> **Stated task 1**:
Using the excerpt on sectarian attacks against Shias, decide whether each statement agrees with it: (a) Tim Craig's dispatch to The Washington Post is dated Jan 15, 2014; (b) Muhammad Amir Rana directs the Pakistan Institute for Peace Studies; (c) Dr Mohammad Taqi is identified as an American journalist. For each one, answer yes or no and quote the deciding words of the excerpt.

Attacks on Shias in Afghanistan is a spill-over of the anti-Shia tirade in Pakistan. Noted American journalist Tim Craig voiced such a fear more than a year ago. In his dispatch from Islamabad to The Washington Post (Jan 15, 2014), he wrote: "A surge in sectarian killings is raising new fears about Pakistan's stability. But observers say any sectarian tension in Pakistan could easily spill over into Afghanistan, where security remains perilous and where religious and ethnic rivalries simmer, too."

Muhammad Amir Rana, director of the Pakistan Institute for Peace Studies, sees the sectarian violence as a very dangerous trend. "It is starting to take the shape of structural violence," he told the Post.

The Shia genocide is a nameless crime. "We are in the presence of a crime without a name, and faceless victims," laments noted Pakistani columnist Dr Mohammad Taqi.

According to Kugelman, "The reason why the plight of Shias in Pakistan is so alarming is that the Pakistani state has institutionalized sect-based discrimination." While these experts are right in their assessment, not many analysts have as yet focussed their attention on the possibility of Pakistan's anti-Shia crime findings its way into Saudi Arabia. Entertaining such a possibility will be no more than an act of blasphemy.

> **Information given**:
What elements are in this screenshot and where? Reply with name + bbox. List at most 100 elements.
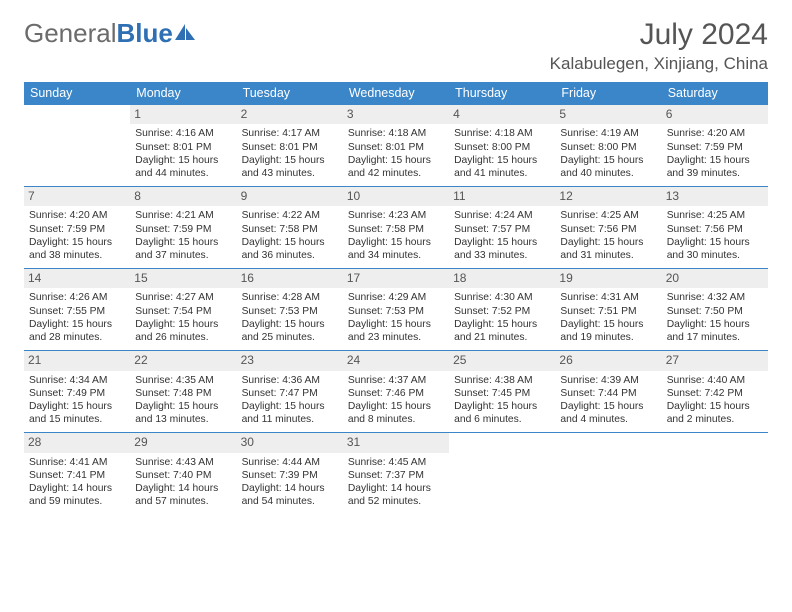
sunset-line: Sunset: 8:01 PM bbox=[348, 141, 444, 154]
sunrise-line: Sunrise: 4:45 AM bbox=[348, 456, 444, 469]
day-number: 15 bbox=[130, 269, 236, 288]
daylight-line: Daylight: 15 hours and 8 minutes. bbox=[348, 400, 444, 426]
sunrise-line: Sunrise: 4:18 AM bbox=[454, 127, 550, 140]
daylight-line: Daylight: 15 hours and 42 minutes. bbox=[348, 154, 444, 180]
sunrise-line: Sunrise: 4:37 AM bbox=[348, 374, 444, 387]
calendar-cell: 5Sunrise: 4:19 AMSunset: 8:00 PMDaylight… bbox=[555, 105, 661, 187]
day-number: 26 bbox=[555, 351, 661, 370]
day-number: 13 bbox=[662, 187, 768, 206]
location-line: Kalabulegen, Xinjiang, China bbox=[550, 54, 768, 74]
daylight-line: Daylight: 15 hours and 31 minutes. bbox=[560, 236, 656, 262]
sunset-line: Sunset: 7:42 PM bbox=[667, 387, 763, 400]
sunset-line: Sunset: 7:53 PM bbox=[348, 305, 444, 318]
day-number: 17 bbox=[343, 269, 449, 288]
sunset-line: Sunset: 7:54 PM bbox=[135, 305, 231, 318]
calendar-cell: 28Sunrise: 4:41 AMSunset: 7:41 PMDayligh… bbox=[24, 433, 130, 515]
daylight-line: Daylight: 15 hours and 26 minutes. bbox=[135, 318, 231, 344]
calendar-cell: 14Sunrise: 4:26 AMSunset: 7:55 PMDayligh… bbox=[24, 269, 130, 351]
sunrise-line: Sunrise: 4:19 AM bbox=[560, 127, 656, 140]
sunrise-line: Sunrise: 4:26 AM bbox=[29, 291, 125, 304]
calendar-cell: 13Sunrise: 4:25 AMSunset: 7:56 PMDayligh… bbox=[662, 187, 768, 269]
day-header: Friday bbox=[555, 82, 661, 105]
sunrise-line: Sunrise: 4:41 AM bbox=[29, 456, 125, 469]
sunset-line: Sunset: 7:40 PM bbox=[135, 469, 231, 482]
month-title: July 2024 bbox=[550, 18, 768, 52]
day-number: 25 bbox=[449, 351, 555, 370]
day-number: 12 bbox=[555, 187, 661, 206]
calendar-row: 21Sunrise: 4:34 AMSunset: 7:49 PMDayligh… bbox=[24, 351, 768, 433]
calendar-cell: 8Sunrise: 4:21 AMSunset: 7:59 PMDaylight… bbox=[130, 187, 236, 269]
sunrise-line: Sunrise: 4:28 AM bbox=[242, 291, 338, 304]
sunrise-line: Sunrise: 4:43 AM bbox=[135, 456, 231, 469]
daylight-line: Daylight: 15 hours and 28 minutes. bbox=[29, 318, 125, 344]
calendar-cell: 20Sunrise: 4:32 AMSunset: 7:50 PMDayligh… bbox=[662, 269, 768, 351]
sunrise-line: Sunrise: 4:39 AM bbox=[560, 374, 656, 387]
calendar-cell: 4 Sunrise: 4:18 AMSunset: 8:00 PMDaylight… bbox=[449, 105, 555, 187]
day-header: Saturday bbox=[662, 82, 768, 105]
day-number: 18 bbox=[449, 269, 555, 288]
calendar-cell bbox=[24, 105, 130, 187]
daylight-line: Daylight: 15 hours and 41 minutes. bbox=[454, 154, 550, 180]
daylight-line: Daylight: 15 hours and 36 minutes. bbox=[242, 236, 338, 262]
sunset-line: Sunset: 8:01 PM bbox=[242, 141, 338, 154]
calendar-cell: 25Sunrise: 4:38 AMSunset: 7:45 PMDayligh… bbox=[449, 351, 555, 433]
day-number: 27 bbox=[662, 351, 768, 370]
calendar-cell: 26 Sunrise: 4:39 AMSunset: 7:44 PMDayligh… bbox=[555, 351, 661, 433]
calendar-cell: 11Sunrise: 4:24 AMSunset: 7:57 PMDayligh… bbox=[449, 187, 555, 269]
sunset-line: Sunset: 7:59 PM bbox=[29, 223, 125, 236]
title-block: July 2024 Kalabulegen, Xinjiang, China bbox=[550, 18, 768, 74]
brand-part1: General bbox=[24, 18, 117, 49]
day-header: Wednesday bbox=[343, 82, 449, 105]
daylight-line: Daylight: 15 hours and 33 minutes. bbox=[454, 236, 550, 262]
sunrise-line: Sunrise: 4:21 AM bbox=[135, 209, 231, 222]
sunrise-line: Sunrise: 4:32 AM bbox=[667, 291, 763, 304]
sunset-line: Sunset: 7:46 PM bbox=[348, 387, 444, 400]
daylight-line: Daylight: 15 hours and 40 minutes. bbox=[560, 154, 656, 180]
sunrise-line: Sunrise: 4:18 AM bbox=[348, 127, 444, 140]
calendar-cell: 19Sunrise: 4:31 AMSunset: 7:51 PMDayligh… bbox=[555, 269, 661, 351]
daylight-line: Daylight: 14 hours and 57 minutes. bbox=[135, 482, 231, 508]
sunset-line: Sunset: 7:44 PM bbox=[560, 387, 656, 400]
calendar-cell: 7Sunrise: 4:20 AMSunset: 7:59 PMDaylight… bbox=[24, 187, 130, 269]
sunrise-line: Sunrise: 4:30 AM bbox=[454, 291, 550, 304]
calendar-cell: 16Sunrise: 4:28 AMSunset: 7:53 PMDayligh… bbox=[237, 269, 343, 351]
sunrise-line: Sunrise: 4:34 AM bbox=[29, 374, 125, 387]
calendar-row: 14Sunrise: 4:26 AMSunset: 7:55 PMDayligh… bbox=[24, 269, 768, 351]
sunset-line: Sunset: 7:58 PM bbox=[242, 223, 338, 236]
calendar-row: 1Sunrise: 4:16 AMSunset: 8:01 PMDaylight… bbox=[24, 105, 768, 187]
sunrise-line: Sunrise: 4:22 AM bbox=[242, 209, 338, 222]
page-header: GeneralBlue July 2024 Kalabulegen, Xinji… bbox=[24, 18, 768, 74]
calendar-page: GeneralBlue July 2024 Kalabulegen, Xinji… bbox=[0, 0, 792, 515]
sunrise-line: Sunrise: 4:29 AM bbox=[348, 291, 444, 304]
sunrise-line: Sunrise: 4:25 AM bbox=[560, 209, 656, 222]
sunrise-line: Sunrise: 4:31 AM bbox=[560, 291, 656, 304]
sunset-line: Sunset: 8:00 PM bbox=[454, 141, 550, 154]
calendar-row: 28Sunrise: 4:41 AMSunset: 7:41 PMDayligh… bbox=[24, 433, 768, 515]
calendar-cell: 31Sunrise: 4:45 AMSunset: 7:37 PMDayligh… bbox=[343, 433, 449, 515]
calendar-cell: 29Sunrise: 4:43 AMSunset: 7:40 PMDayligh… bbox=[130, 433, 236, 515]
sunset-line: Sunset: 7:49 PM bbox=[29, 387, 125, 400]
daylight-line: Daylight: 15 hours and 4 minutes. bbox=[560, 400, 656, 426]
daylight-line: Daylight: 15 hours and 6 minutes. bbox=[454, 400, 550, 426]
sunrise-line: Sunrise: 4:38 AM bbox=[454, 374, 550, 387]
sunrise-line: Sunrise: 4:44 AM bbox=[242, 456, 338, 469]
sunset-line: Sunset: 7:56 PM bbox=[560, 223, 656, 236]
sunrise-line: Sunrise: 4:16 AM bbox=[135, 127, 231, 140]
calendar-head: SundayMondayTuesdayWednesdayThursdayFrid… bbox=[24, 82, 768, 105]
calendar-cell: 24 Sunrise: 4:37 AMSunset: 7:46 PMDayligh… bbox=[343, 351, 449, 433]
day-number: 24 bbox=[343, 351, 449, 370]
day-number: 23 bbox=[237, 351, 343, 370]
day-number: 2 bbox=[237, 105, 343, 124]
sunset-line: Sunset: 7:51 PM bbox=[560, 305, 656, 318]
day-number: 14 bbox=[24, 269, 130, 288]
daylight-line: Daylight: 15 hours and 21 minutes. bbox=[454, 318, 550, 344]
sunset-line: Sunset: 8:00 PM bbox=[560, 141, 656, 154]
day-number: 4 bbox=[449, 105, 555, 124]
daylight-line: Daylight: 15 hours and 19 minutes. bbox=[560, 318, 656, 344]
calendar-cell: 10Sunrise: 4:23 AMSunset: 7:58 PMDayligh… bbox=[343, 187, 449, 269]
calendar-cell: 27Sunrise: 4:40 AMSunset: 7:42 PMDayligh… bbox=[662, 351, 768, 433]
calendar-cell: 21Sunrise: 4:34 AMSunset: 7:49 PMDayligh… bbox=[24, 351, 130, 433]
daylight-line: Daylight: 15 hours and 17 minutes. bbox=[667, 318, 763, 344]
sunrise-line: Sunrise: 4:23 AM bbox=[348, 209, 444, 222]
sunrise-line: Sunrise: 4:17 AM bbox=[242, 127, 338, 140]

* * *

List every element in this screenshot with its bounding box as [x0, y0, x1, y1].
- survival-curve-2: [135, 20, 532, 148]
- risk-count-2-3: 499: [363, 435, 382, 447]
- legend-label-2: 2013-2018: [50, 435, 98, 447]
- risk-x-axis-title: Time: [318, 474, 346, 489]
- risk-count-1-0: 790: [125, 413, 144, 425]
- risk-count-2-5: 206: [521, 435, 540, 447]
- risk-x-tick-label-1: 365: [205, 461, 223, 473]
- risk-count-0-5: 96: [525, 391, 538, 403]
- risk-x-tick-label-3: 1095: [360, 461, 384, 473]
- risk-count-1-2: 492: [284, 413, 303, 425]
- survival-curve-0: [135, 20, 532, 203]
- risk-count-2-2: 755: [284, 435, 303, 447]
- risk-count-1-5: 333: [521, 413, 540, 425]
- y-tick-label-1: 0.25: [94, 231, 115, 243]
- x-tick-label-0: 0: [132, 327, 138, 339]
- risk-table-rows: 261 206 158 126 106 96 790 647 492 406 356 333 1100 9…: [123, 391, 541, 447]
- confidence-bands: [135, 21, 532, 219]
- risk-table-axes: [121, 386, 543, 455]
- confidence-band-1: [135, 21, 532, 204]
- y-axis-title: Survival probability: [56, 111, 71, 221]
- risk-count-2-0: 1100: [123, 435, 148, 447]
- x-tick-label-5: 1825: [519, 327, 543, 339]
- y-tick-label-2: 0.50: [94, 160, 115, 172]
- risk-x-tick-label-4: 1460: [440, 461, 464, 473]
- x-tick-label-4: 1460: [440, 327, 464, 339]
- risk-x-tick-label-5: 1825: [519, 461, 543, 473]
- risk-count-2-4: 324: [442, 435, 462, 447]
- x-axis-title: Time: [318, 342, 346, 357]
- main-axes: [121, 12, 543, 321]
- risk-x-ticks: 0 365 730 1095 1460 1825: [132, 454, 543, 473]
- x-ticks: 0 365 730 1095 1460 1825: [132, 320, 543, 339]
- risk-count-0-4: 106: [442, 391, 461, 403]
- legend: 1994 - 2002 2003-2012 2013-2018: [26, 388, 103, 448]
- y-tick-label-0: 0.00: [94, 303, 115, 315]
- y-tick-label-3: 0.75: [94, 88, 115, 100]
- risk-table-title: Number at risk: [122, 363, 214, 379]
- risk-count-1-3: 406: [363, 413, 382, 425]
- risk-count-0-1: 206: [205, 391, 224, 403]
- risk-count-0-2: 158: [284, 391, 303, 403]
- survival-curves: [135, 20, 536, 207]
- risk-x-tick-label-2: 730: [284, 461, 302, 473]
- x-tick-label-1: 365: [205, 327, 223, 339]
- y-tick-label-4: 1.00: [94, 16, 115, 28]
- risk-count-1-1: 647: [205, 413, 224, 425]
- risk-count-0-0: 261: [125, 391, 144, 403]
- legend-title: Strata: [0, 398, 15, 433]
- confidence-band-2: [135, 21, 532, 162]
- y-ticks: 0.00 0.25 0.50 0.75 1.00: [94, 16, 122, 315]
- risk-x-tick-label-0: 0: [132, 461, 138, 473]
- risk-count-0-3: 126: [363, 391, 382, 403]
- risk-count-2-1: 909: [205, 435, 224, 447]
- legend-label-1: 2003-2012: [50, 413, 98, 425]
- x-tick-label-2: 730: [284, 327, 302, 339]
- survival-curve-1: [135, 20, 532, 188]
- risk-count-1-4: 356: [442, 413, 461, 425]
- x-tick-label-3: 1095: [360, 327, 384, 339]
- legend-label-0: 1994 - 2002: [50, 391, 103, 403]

> **Stated task 2**:
Echo, without any change, the stretch of rows in the first block from the one containing "sunset-line: Sunset: 8:01 PM bbox=[348, 141, 444, 154]" through the one containing "sunrise-line: Sunrise: 4:37", including both of those rows.

> **Final result 1**:
(a) Yes: "In his dispatch from Islamabad to The Washington Post (Jan 15, 2014)"
(b) Yes: "Muhammad Amir Rana, director of the Pakistan Institute for Peace Studies"
(c) No: "noted Pakistani columnist Dr Mohammad Taqi"

> **Final result 2**:
sunset-line: Sunset: 8:01 PM bbox=[348, 141, 444, 154]
sunrise-line: Sunrise: 4:45 AM bbox=[348, 456, 444, 469]
day-number: 15 bbox=[130, 269, 236, 288]
daylight-line: Daylight: 15 hours and 8 minutes. bbox=[348, 400, 444, 426]
sunrise-line: Sunrise: 4:18 AM bbox=[454, 127, 550, 140]
daylight-line: Daylight: 15 hours and 42 minutes. bbox=[348, 154, 444, 180]
sunrise-line: Sunrise: 4:37 AM bbox=[348, 374, 444, 387]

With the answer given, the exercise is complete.